* **Directions**
How many lines of the material below contain the string "Vitamine"? Answer with the number and nothing else.

* **Information given**
* * *

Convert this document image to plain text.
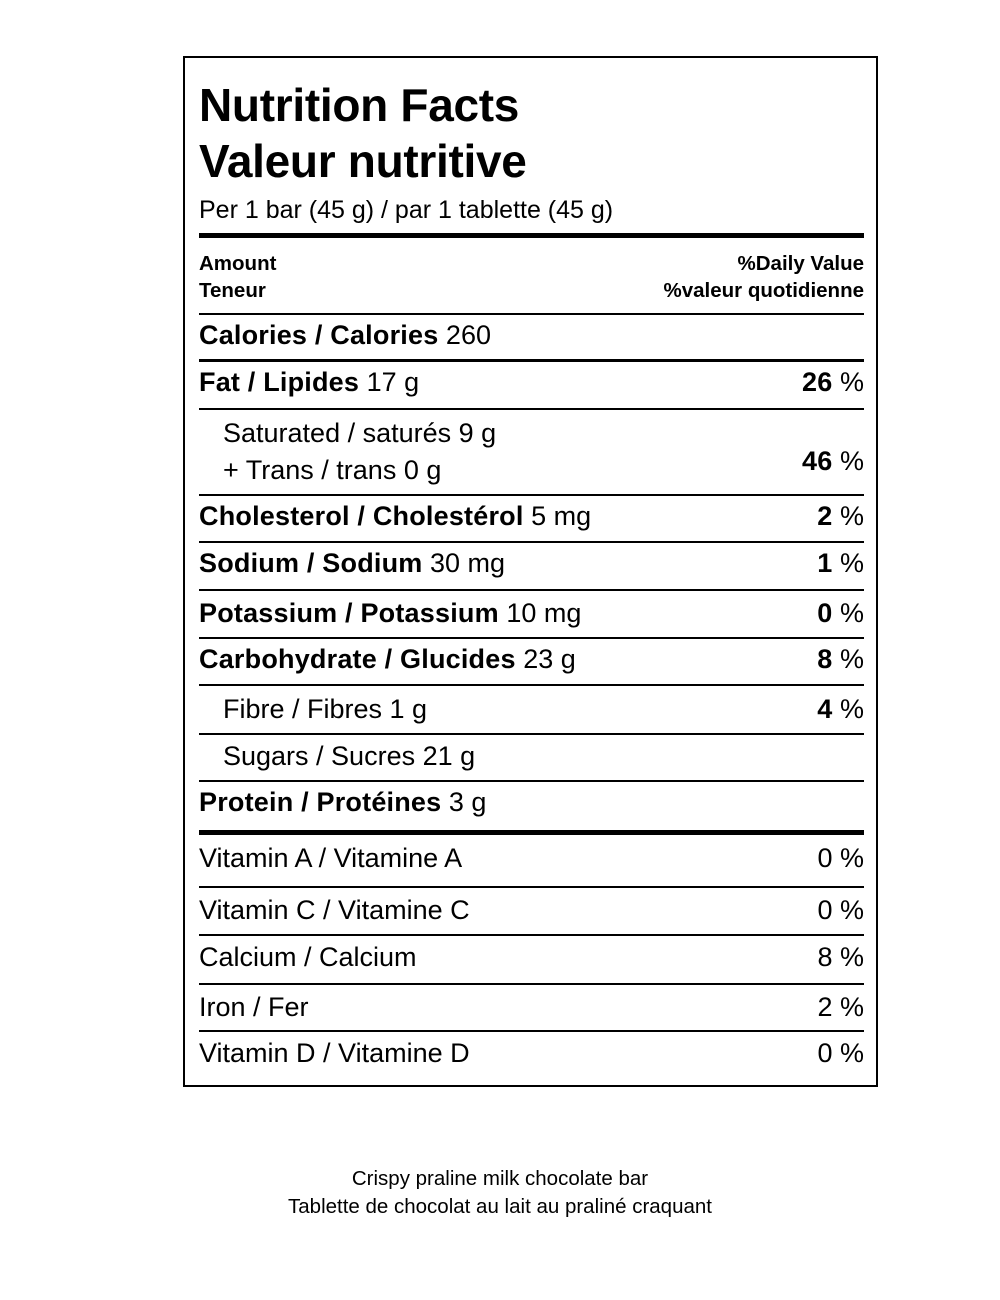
Nutrition Facts
Valeur nutritive
Per 1 bar (45 g) / par 1 tablette (45 g)
Amount
Teneur
%Daily Value
%valeur quotidienne
Calories / Calories 260
Fat / Lipides 17 g	26 %
Saturated / saturés 9 g
+ Trans / trans 0 g	46 %
Cholesterol / Cholestérol 5 mg	2 %
Sodium / Sodium 30 mg	1 %
Potassium / Potassium 10 mg	0 %
Carbohydrate / Glucides 23 g	8 %
Fibre / Fibres 1 g	4 %
Sugars / Sucres 21 g
Protein / Protéines 3 g
Vitamin A / Vitamine A	0 %
Vitamin C / Vitamine C	0 %
Calcium / Calcium	8 %
Iron / Fer	2 %
Vitamin D / Vitamine D	0 %
Crispy praline milk chocolate bar
Tablette de chocolat au lait au praliné craquant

* * *

* **Output**
3